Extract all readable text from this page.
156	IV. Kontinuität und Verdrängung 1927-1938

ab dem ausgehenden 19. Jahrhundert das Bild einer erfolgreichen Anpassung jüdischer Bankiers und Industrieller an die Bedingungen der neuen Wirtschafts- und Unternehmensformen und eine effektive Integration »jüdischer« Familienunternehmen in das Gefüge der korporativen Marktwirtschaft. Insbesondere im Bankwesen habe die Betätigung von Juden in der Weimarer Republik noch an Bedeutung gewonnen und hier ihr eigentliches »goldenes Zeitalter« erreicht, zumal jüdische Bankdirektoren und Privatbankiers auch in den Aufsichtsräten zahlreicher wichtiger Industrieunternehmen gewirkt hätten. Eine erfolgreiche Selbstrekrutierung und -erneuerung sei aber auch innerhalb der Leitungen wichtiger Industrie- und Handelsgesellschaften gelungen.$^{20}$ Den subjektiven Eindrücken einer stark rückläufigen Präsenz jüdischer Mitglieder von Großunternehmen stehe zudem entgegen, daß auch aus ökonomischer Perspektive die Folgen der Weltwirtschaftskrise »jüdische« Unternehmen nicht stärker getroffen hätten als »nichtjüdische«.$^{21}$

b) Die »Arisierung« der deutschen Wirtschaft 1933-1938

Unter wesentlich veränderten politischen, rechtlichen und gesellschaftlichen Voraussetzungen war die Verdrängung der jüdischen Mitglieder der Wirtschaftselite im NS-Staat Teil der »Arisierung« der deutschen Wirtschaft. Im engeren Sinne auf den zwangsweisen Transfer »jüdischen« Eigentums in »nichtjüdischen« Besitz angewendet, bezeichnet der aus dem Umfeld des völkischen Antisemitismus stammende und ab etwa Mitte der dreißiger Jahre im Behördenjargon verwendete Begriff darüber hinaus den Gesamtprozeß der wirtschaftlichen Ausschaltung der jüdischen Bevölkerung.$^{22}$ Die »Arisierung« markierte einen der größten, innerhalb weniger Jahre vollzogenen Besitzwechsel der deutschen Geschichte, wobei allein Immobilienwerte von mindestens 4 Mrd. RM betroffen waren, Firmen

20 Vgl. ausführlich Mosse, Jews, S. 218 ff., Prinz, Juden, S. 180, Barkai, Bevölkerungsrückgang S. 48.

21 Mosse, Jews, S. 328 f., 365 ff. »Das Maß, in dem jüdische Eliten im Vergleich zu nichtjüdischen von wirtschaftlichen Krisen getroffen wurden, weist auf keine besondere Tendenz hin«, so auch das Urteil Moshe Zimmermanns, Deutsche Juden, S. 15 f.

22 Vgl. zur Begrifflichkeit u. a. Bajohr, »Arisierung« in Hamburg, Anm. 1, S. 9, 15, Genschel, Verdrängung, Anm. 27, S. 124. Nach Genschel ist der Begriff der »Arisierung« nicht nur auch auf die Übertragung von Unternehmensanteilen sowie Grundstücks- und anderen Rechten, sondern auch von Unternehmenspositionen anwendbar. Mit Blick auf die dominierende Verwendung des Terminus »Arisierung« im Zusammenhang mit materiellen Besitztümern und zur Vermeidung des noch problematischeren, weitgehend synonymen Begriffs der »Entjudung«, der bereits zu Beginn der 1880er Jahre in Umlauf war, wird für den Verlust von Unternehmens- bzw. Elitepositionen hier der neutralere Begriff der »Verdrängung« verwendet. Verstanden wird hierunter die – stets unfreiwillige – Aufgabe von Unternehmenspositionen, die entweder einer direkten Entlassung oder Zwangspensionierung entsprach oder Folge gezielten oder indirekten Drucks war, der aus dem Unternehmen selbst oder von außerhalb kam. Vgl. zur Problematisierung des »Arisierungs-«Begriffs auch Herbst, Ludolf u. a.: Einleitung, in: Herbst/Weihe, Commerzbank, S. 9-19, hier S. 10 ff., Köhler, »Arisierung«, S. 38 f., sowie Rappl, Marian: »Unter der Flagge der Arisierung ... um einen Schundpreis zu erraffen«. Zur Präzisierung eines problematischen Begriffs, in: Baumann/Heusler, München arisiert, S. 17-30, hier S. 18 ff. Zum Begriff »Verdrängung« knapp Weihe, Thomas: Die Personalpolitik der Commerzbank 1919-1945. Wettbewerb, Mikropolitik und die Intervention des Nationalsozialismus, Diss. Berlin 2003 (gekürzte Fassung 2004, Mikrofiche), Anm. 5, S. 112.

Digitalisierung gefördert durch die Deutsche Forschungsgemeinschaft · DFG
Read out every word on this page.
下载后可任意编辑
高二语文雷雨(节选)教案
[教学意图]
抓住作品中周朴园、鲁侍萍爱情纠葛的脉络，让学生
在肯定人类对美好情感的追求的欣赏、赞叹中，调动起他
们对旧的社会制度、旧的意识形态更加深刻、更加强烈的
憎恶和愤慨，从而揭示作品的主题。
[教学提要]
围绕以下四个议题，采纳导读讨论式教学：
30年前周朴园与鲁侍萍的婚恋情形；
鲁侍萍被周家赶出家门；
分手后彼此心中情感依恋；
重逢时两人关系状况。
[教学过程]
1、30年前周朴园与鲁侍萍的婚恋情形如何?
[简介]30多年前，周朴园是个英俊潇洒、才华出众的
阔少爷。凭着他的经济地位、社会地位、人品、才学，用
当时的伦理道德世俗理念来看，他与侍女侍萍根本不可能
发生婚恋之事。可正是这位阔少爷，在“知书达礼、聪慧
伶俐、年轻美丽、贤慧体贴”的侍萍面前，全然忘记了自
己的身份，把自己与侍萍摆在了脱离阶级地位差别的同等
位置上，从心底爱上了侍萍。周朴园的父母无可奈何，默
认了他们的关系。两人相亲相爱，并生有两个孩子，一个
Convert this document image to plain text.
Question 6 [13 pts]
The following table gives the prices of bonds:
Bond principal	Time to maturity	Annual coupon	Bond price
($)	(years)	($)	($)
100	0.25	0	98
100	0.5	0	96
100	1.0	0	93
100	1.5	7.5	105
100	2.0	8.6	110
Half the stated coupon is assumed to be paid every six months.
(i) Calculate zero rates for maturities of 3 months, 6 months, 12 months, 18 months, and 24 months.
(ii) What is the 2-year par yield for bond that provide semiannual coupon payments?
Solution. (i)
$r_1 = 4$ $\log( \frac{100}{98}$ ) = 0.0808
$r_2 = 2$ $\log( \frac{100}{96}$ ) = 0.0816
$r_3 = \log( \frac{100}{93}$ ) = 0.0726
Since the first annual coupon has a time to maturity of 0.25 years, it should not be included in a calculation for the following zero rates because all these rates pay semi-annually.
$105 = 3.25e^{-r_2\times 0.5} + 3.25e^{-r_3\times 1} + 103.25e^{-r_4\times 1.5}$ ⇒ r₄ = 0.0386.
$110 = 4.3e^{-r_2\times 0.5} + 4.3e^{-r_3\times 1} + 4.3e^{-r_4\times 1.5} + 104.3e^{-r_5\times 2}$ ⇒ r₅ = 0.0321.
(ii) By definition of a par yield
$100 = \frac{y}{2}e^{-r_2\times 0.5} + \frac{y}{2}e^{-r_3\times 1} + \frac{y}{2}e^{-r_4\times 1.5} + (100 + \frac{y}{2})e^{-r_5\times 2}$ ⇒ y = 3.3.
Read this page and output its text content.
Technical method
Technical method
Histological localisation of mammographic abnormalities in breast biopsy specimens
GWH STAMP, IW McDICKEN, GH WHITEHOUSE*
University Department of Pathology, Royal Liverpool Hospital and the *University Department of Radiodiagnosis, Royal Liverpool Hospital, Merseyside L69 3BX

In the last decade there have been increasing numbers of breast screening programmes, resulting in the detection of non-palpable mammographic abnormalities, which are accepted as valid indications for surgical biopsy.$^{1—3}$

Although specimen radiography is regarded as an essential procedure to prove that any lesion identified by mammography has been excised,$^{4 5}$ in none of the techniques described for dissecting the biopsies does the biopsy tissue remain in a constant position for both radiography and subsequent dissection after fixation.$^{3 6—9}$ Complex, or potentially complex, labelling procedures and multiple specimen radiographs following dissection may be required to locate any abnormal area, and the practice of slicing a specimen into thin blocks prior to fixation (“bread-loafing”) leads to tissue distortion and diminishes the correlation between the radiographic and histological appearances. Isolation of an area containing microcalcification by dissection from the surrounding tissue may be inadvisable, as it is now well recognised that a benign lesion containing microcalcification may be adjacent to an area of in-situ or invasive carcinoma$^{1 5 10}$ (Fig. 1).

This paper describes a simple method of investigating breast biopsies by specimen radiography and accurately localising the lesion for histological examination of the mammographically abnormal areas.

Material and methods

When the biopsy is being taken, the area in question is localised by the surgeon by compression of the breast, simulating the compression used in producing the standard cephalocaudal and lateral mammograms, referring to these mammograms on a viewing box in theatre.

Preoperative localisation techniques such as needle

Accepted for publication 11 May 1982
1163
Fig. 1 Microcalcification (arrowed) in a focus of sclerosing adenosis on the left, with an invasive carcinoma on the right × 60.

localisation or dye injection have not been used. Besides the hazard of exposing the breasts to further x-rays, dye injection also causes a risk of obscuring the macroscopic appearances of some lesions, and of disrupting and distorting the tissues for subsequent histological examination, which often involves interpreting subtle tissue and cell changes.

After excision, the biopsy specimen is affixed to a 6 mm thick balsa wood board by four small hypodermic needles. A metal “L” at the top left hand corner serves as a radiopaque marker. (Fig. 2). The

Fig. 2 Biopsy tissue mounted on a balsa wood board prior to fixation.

=====

• WHAT YOU ARE ASKED TO DO: Copy every line that includes the string "years" from the material above.

• SOLUTION BELOW:
($)	(years)	($)	($)
Since the first annual coupon has a time to maturity of 0.25 years, it should not be included in a calculation for the following zero rates because all these rates pay semi-annually.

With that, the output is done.